*Task goal*:
Write out the entries verbatim and leave the images out of the copy.

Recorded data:
------------------------------------------------------------------------

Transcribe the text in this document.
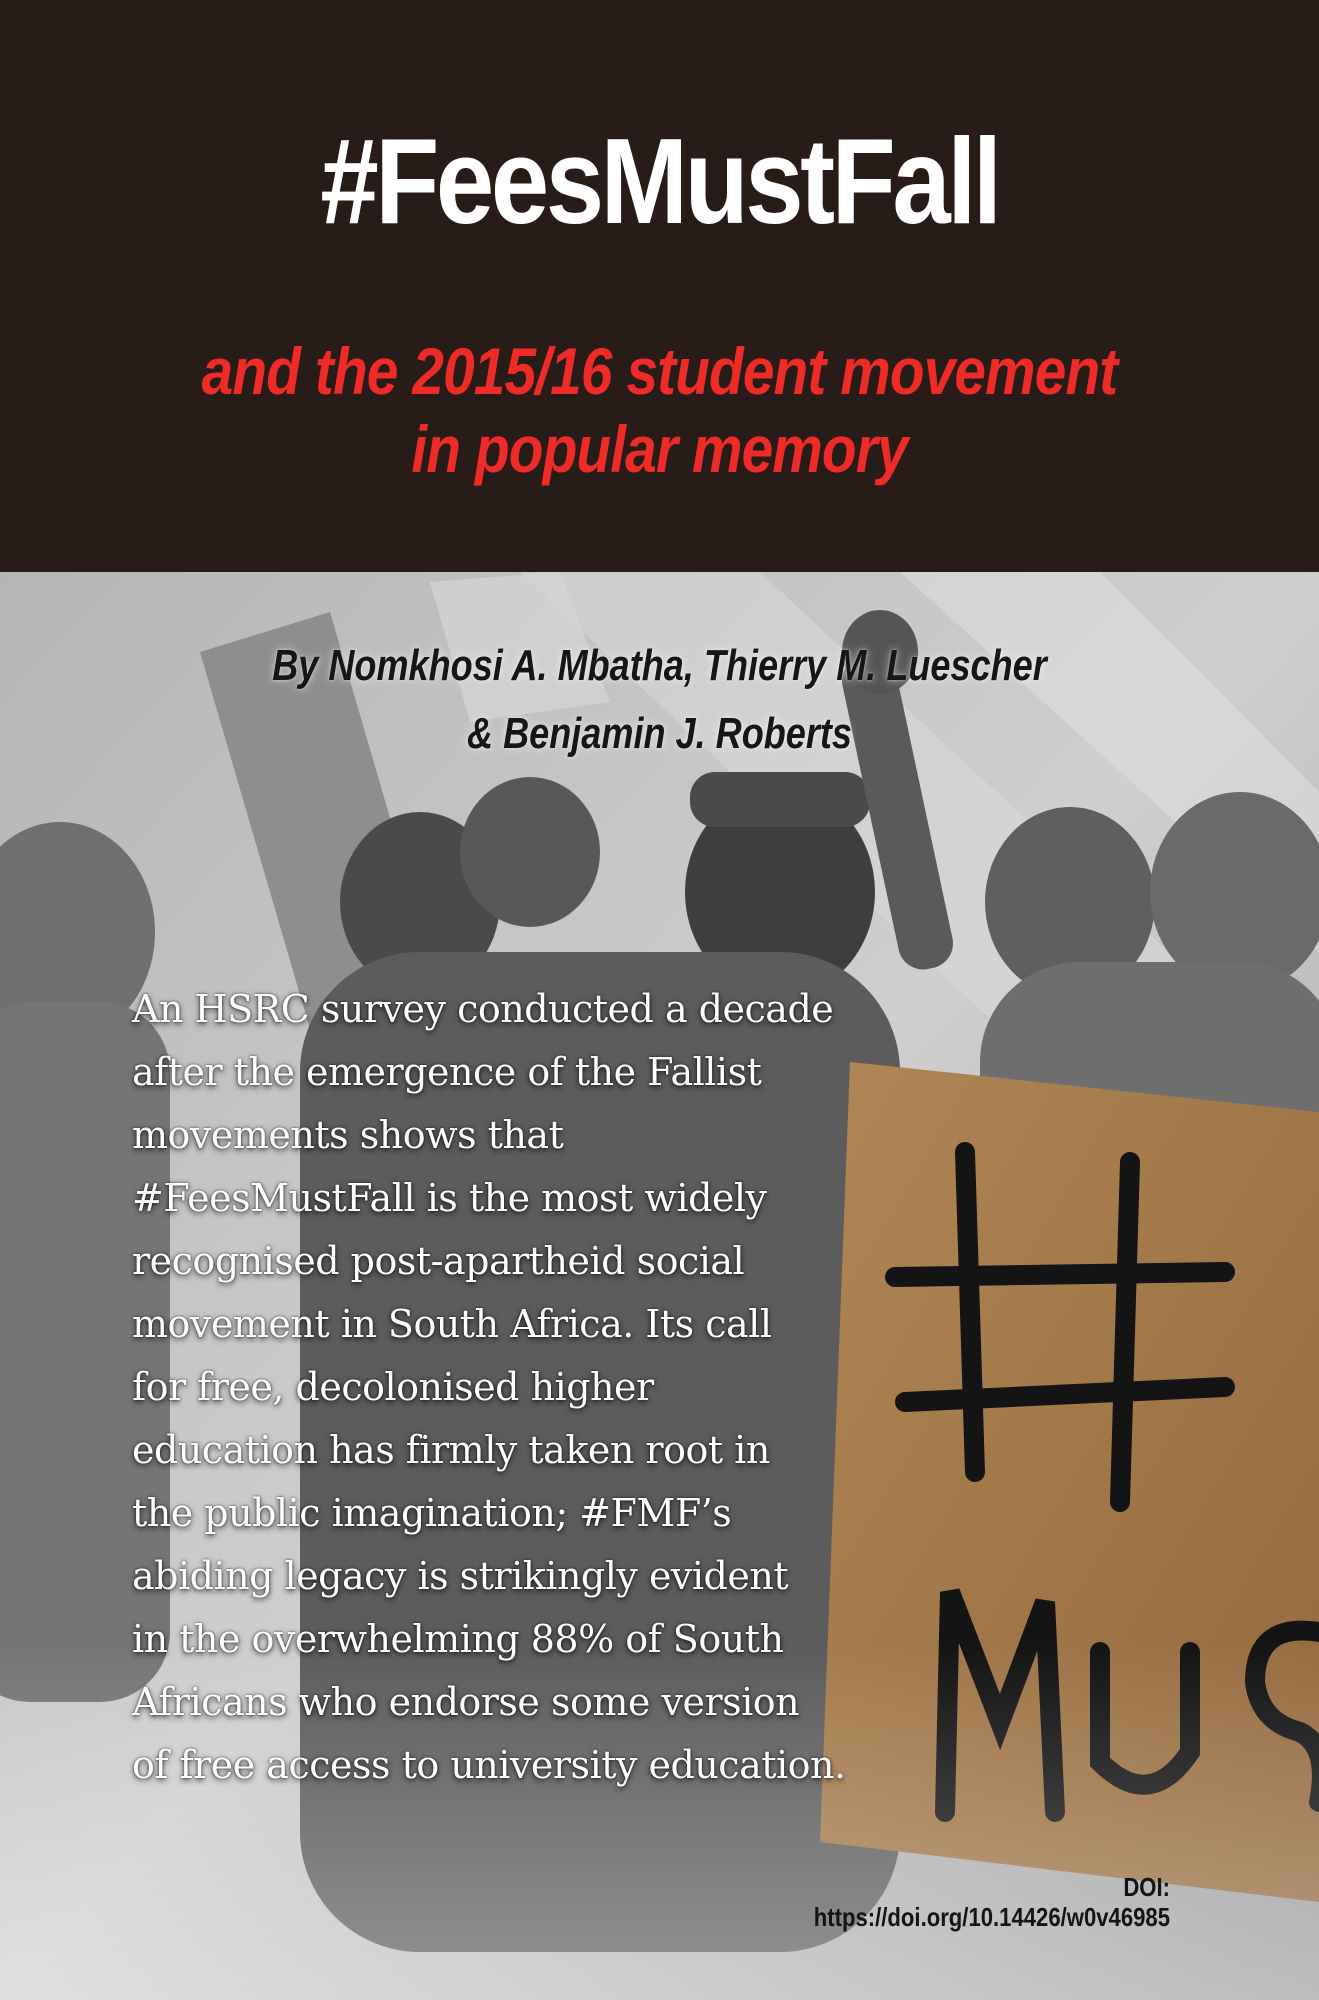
#FeesMustFall
and the 2015/16 student movement
in popular memory
By Nomkhosi A. Mbatha, Thierry M. Luescher
& Benjamin J. Roberts
An HSRC survey conducted a decade
after the emergence of the Fallist
movements shows that
#FeesMustFall is the most widely
recognised post-apartheid social
movement in South Africa. Its call
for free, decolonised higher
education has firmly taken root in
the public imagination; #FMF’s
abiding legacy is strikingly evident
in the overwhelming 88% of South
Africans who endorse some version
of free access to university education.
DOI: https://doi.org/10.14426/w0v46985
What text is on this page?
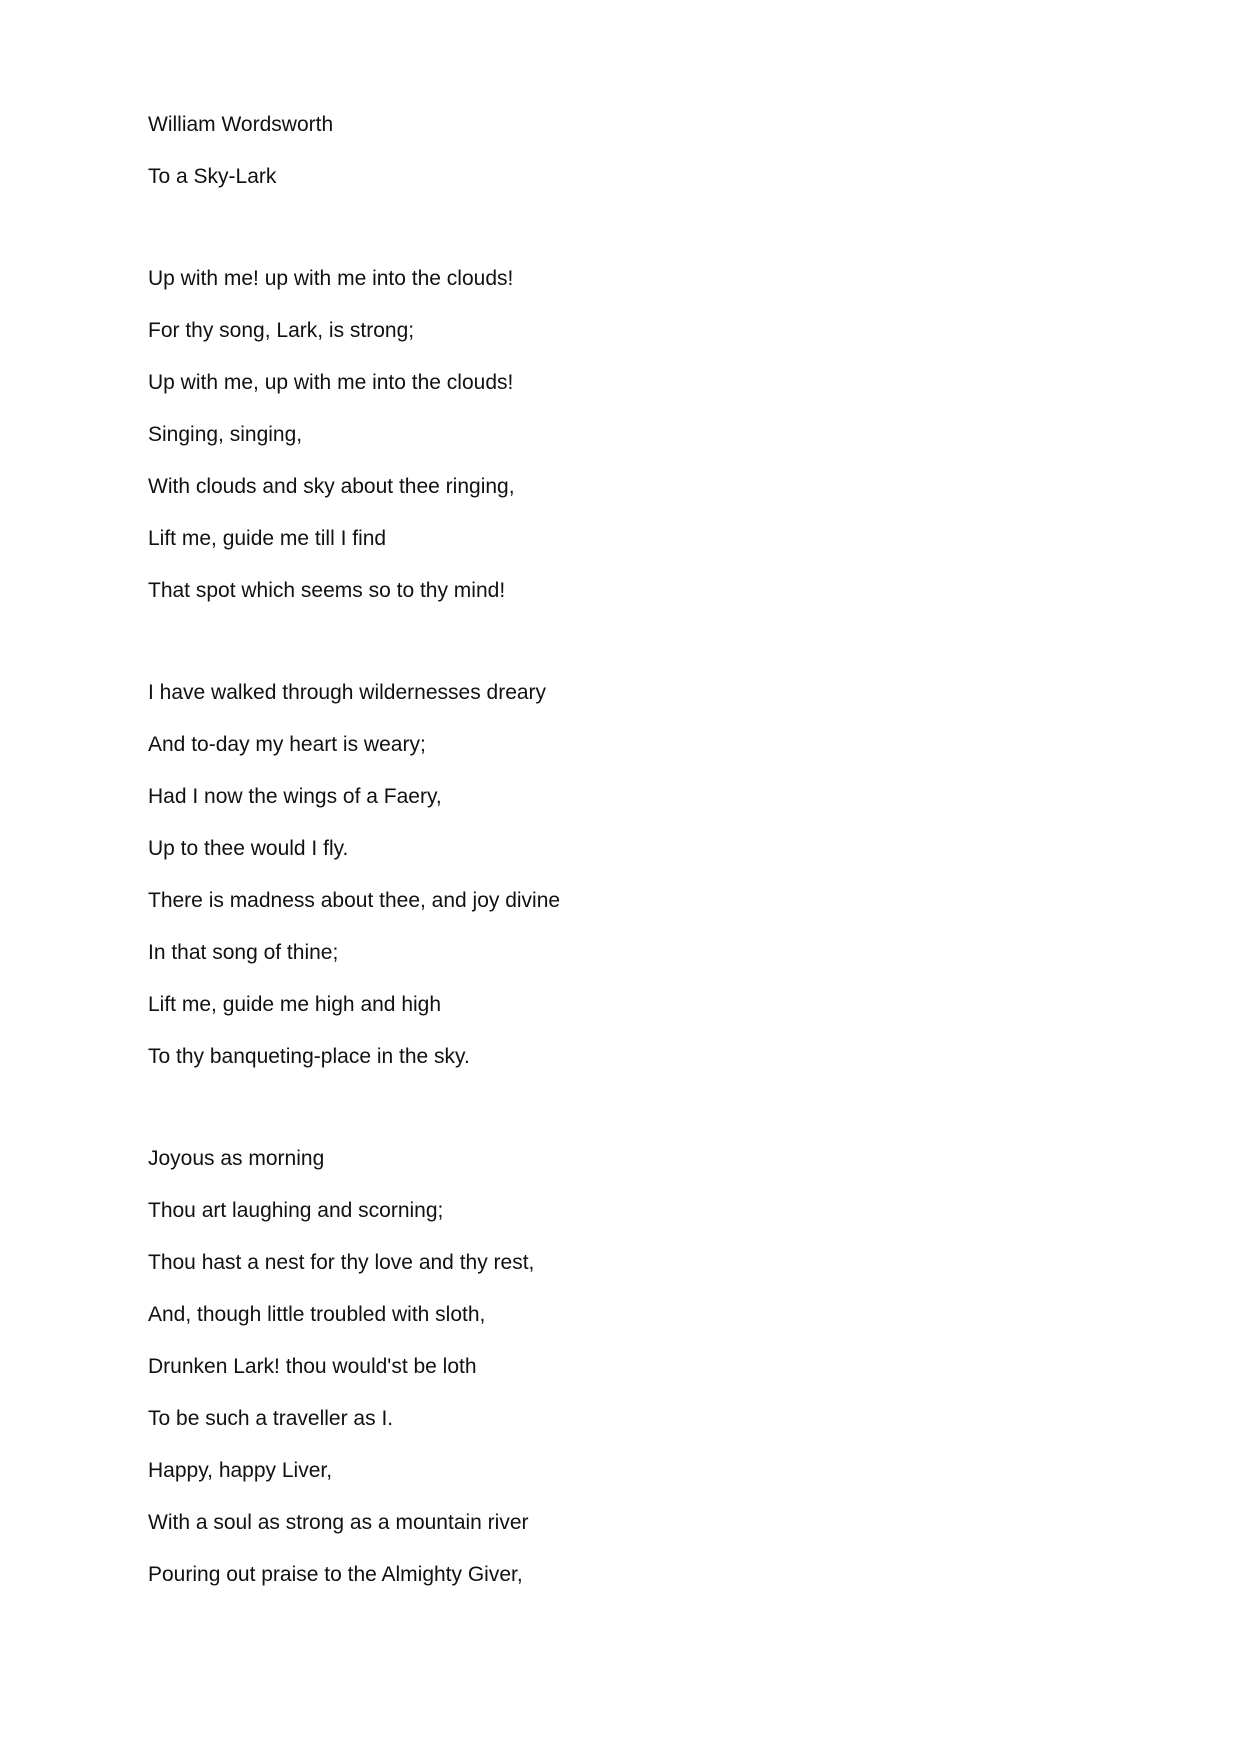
William Wordsworth
To a Sky-Lark
Up with me! up with me into the clouds!
For thy song, Lark, is strong;
Up with me, up with me into the clouds!
Singing, singing,
With clouds and sky about thee ringing,
Lift me, guide me till I find
That spot which seems so to thy mind!
I have walked through wildernesses dreary
And to-day my heart is weary;
Had I now the wings of a Faery,
Up to thee would I fly.
There is madness about thee, and joy divine
In that song of thine;
Lift me, guide me high and high
To thy banqueting-place in the sky.
Joyous as morning
Thou art laughing and scorning;
Thou hast a nest for thy love and thy rest,
And, though little troubled with sloth,
Drunken Lark! thou would'st be loth
To be such a traveller as I.
Happy, happy Liver,
With a soul as strong as a mountain river
Pouring out praise to the Almighty Giver,
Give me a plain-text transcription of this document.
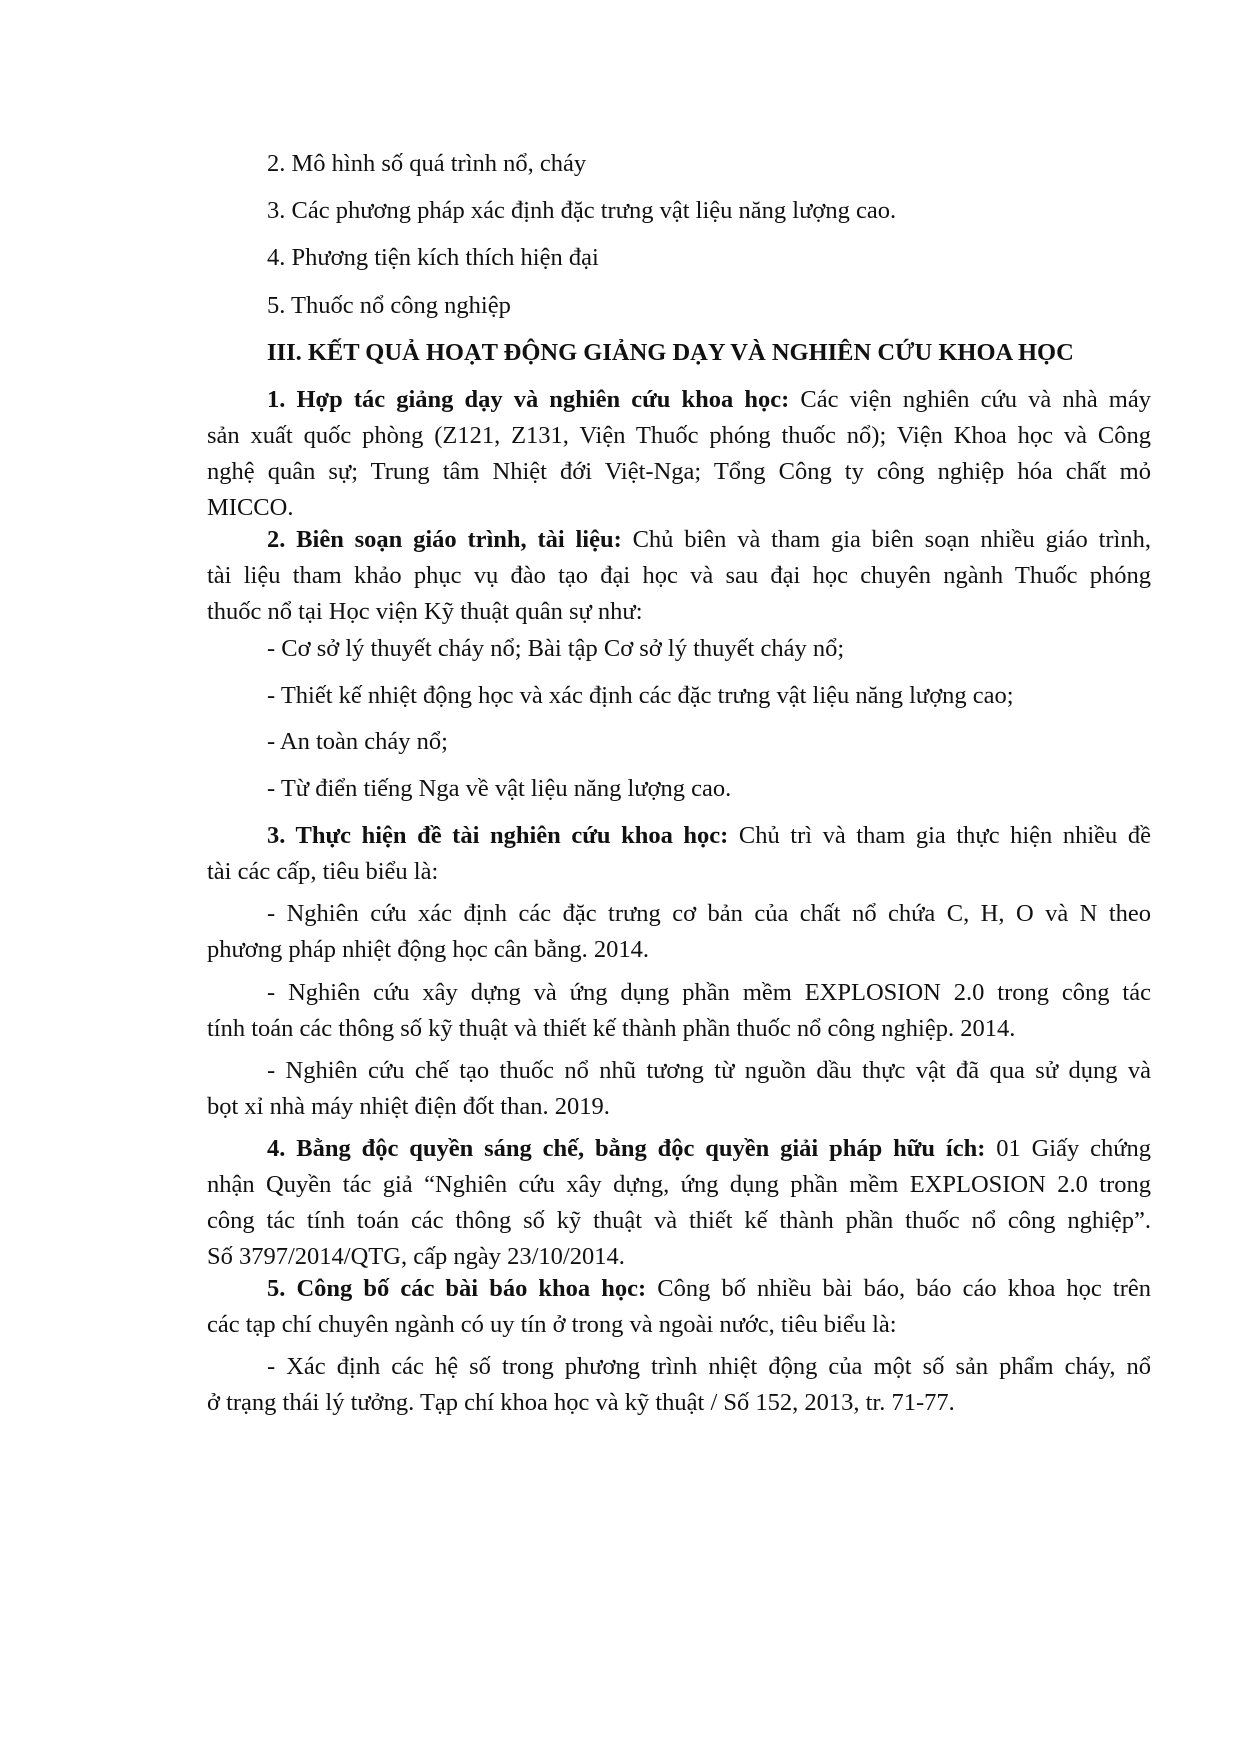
2. Mô hình số quá trình nổ, cháy
3. Các phương pháp xác định đặc trưng vật liệu năng lượng cao.
4. Phương tiện kích thích hiện đại
5. Thuốc nổ công nghiệp
III. KẾT QUẢ HOẠT ĐỘNG GIẢNG DẠY VÀ NGHIÊN CỨU KHOA HỌC
1. Hợp tác giảng dạy và nghiên cứu khoa học: Các viện nghiên cứu và nhà máy
sản xuất quốc phòng (Z121, Z131, Viện Thuốc phóng thuốc nổ); Viện Khoa học và Công
nghệ quân sự; Trung tâm Nhiệt đới Việt-Nga; Tổng Công ty công nghiệp hóa chất mỏ
MICCO.
2. Biên soạn giáo trình, tài liệu: Chủ biên và tham gia biên soạn nhiều giáo trình,
tài liệu tham khảo phục vụ đào tạo đại học và sau đại học chuyên ngành Thuốc phóng
thuốc nổ tại Học viện Kỹ thuật quân sự như:
- Cơ sở lý thuyết cháy nổ; Bài tập Cơ sở lý thuyết cháy nổ;
- Thiết kế nhiệt động học và xác định các đặc trưng vật liệu năng lượng cao;
- An toàn cháy nổ;
- Từ điển tiếng Nga về vật liệu năng lượng cao.
3. Thực hiện đề tài nghiên cứu khoa học: Chủ trì và tham gia thực hiện nhiều đề
tài các cấp, tiêu biểu là:
- Nghiên cứu xác định các đặc trưng cơ bản của chất nổ chứa C, H, O và N theo
phương pháp nhiệt động học cân bằng. 2014.
- Nghiên cứu xây dựng và ứng dụng phần mềm EXPLOSION 2.0 trong công tác
tính toán các thông số kỹ thuật và thiết kế thành phần thuốc nổ công nghiệp. 2014.
- Nghiên cứu chế tạo thuốc nổ nhũ tương từ nguồn dầu thực vật đã qua sử dụng và
bọt xỉ nhà máy nhiệt điện đốt than. 2019.
4. Bằng độc quyền sáng chế, bằng độc quyền giải pháp hữu ích: 01 Giấy chứng
nhận Quyền tác giả “Nghiên cứu xây dựng, ứng dụng phần mềm EXPLOSION 2.0 trong
công tác tính toán các thông số kỹ thuật và thiết kế thành phần thuốc nổ công nghiệp”.
Số 3797/2014/QTG, cấp ngày 23/10/2014.
5. Công bố các bài báo khoa học: Công bố nhiều bài báo, báo cáo khoa học trên
các tạp chí chuyên ngành có uy tín ở trong và ngoài nước, tiêu biểu là:
- Xác định các hệ số trong phương trình nhiệt động của một số sản phẩm cháy, nổ
ở trạng thái lý tưởng. Tạp chí khoa học và kỹ thuật / Số 152, 2013, tr. 71-77.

------------------------------------------------------------------------

*Written answer*:
Transcribe the text in this document.
#FeesMustFall
and the 2015/16 student movement
in popular memory
By Nomkhosi A. Mbatha, Thierry M. Luescher
& Benjamin J. Roberts
An HSRC survey conducted a decade
after the emergence of the Fallist
movements shows that
#FeesMustFall is the most widely
recognised post-apartheid social
movement in South Africa. Its call
for free, decolonised higher
education has firmly taken root in
the public imagination; #FMF’s
abiding legacy is strikingly evident
in the overwhelming 88% of South
Africans who endorse some version
of free access to university education.
DOI: https://doi.org/10.14426/w0v46985
What text is on this page?
William Wordsworth
To a Sky-Lark
Up with me! up with me into the clouds!
For thy song, Lark, is strong;
Up with me, up with me into the clouds!
Singing, singing,
With clouds and sky about thee ringing,
Lift me, guide me till I find
That spot which seems so to thy mind!
I have walked through wildernesses dreary
And to-day my heart is weary;
Had I now the wings of a Faery,
Up to thee would I fly.
There is madness about thee, and joy divine
In that song of thine;
Lift me, guide me high and high
To thy banqueting-place in the sky.
Joyous as morning
Thou art laughing and scorning;
Thou hast a nest for thy love and thy rest,
And, though little troubled with sloth,
Drunken Lark! thou would'st be loth
To be such a traveller as I.
Happy, happy Liver,
With a soul as strong as a mountain river
Pouring out praise to the Almighty Giver,
Give me a plain-text transcription of this document.
2. Mô hình số quá trình nổ, cháy
3. Các phương pháp xác định đặc trưng vật liệu năng lượng cao.
4. Phương tiện kích thích hiện đại
5. Thuốc nổ công nghiệp
III. KẾT QUẢ HOẠT ĐỘNG GIẢNG DẠY VÀ NGHIÊN CỨU KHOA HỌC
1. Hợp tác giảng dạy và nghiên cứu khoa học: Các viện nghiên cứu và nhà máy
sản xuất quốc phòng (Z121, Z131, Viện Thuốc phóng thuốc nổ); Viện Khoa học và Công
nghệ quân sự; Trung tâm Nhiệt đới Việt-Nga; Tổng Công ty công nghiệp hóa chất mỏ
MICCO.
2. Biên soạn giáo trình, tài liệu: Chủ biên và tham gia biên soạn nhiều giáo trình,
tài liệu tham khảo phục vụ đào tạo đại học và sau đại học chuyên ngành Thuốc phóng
thuốc nổ tại Học viện Kỹ thuật quân sự như:
- Cơ sở lý thuyết cháy nổ; Bài tập Cơ sở lý thuyết cháy nổ;
- Thiết kế nhiệt động học và xác định các đặc trưng vật liệu năng lượng cao;
- An toàn cháy nổ;
- Từ điển tiếng Nga về vật liệu năng lượng cao.
3. Thực hiện đề tài nghiên cứu khoa học: Chủ trì và tham gia thực hiện nhiều đề
tài các cấp, tiêu biểu là:
- Nghiên cứu xác định các đặc trưng cơ bản của chất nổ chứa C, H, O và N theo
phương pháp nhiệt động học cân bằng. 2014.
- Nghiên cứu xây dựng và ứng dụng phần mềm EXPLOSION 2.0 trong công tác
tính toán các thông số kỹ thuật và thiết kế thành phần thuốc nổ công nghiệp. 2014.
- Nghiên cứu chế tạo thuốc nổ nhũ tương từ nguồn dầu thực vật đã qua sử dụng và
bọt xỉ nhà máy nhiệt điện đốt than. 2019.
4. Bằng độc quyền sáng chế, bằng độc quyền giải pháp hữu ích: 01 Giấy chứng
nhận Quyền tác giả “Nghiên cứu xây dựng, ứng dụng phần mềm EXPLOSION 2.0 trong
công tác tính toán các thông số kỹ thuật và thiết kế thành phần thuốc nổ công nghiệp”.
Số 3797/2014/QTG, cấp ngày 23/10/2014.
5. Công bố các bài báo khoa học: Công bố nhiều bài báo, báo cáo khoa học trên
các tạp chí chuyên ngành có uy tín ở trong và ngoài nước, tiêu biểu là:
- Xác định các hệ số trong phương trình nhiệt động của một số sản phẩm cháy, nổ
ở trạng thái lý tưởng. Tạp chí khoa học và kỹ thuật / Số 152, 2013, tr. 71-77.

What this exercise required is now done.